### Items
>> START

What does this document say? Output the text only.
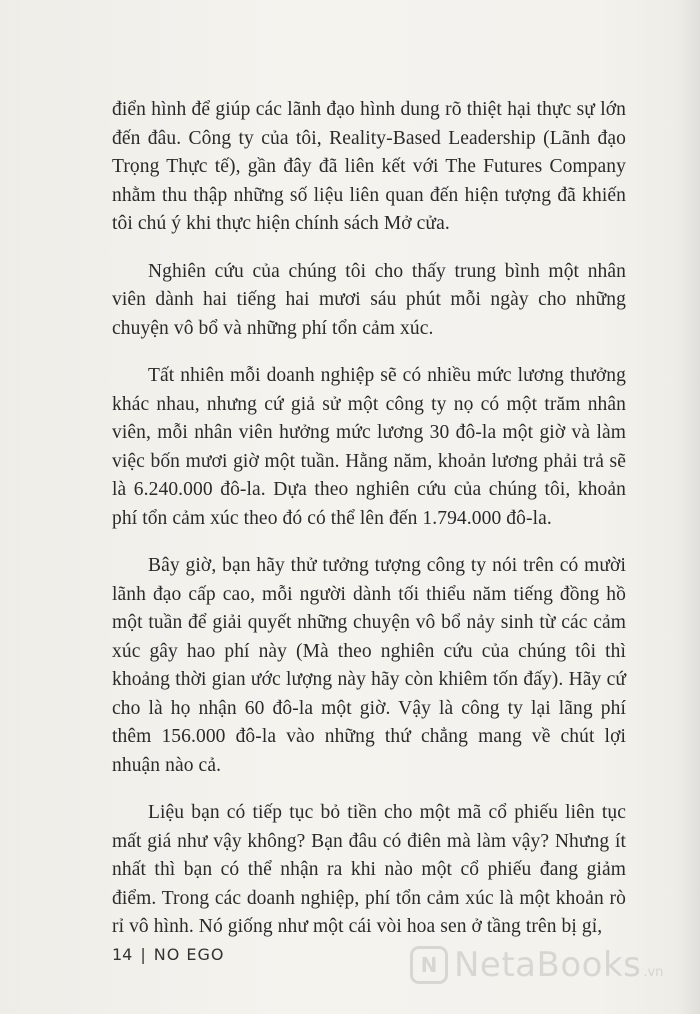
điển hình để giúp các lãnh đạo hình dung rõ thiệt hại thực sự lớn đến đâu. Công ty của tôi, Reality-Based Leadership (Lãnh đạo Trọng Thực tế), gần đây đã liên kết với The Futures Company nhằm thu thập những số liệu liên quan đến hiện tượng đã khiến tôi chú ý khi thực hiện chính sách Mở cửa.

Nghiên cứu của chúng tôi cho thấy trung bình một nhân viên dành hai tiếng hai mươi sáu phút mỗi ngày cho những chuyện vô bổ và những phí tổn cảm xúc.

Tất nhiên mỗi doanh nghiệp sẽ có nhiều mức lương thưởng khác nhau, nhưng cứ giả sử một công ty nọ có một trăm nhân viên, mỗi nhân viên hưởng mức lương 30 đô-la một giờ và làm việc bốn mươi giờ một tuần. Hằng năm, khoản lương phải trả sẽ là 6.240.000 đô-la. Dựa theo nghiên cứu của chúng tôi, khoản phí tổn cảm xúc theo đó có thể lên đến 1.794.000 đô-la.

Bây giờ, bạn hãy thử tưởng tượng công ty nói trên có mười lãnh đạo cấp cao, mỗi người dành tối thiểu năm tiếng đồng hồ một tuần để giải quyết những chuyện vô bổ nảy sinh từ các cảm xúc gây hao phí này (Mà theo nghiên cứu của chúng tôi thì khoảng thời gian ước lượng này hãy còn khiêm tốn đấy). Hãy cứ cho là họ nhận 60 đô-la một giờ. Vậy là công ty lại lãng phí thêm 156.000 đô-la vào những thứ chẳng mang về chút lợi nhuận nào cả.

Liệu bạn có tiếp tục bỏ tiền cho một mã cổ phiếu liên tục mất giá như vậy không? Bạn đâu có điên mà làm vậy? Nhưng ít nhất thì bạn có thể nhận ra khi nào một cổ phiếu đang giảm điểm. Trong các doanh nghiệp, phí tổn cảm xúc là một khoản rò rỉ vô hình. Nó giống như một cái vòi hoa sen ở tầng trên bị gỉ,

14 | NO EGO	N NetaBooks .vn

>> END

### Exercise instructions
Reproduce each line exactly, please, except for any pictures.

### The response
What does this document say? Output the text only.
điển hình để giúp các lãnh đạo hình dung rõ thiệt hại thực sự lớn đến đâu. Công ty của tôi, Reality-Based Leadership (Lãnh đạo Trọng Thực tế), gần đây đã liên kết với The Futures Company nhằm thu thập những số liệu liên quan đến hiện tượng đã khiến tôi chú ý khi thực hiện chính sách Mở cửa.

Nghiên cứu của chúng tôi cho thấy trung bình một nhân viên dành hai tiếng hai mươi sáu phút mỗi ngày cho những chuyện vô bổ và những phí tổn cảm xúc.

Tất nhiên mỗi doanh nghiệp sẽ có nhiều mức lương thưởng khác nhau, nhưng cứ giả sử một công ty nọ có một trăm nhân viên, mỗi nhân viên hưởng mức lương 30 đô-la một giờ và làm việc bốn mươi giờ một tuần. Hằng năm, khoản lương phải trả sẽ là 6.240.000 đô-la. Dựa theo nghiên cứu của chúng tôi, khoản phí tổn cảm xúc theo đó có thể lên đến 1.794.000 đô-la.

Bây giờ, bạn hãy thử tưởng tượng công ty nói trên có mười lãnh đạo cấp cao, mỗi người dành tối thiểu năm tiếng đồng hồ một tuần để giải quyết những chuyện vô bổ nảy sinh từ các cảm xúc gây hao phí này (Mà theo nghiên cứu của chúng tôi thì khoảng thời gian ước lượng này hãy còn khiêm tốn đấy). Hãy cứ cho là họ nhận 60 đô-la một giờ. Vậy là công ty lại lãng phí thêm 156.000 đô-la vào những thứ chẳng mang về chút lợi nhuận nào cả.

Liệu bạn có tiếp tục bỏ tiền cho một mã cổ phiếu liên tục mất giá như vậy không? Bạn đâu có điên mà làm vậy? Nhưng ít nhất thì bạn có thể nhận ra khi nào một cổ phiếu đang giảm điểm. Trong các doanh nghiệp, phí tổn cảm xúc là một khoản rò rỉ vô hình. Nó giống như một cái vòi hoa sen ở tầng trên bị gỉ,

14 | NO EGO	N NetaBooks .vn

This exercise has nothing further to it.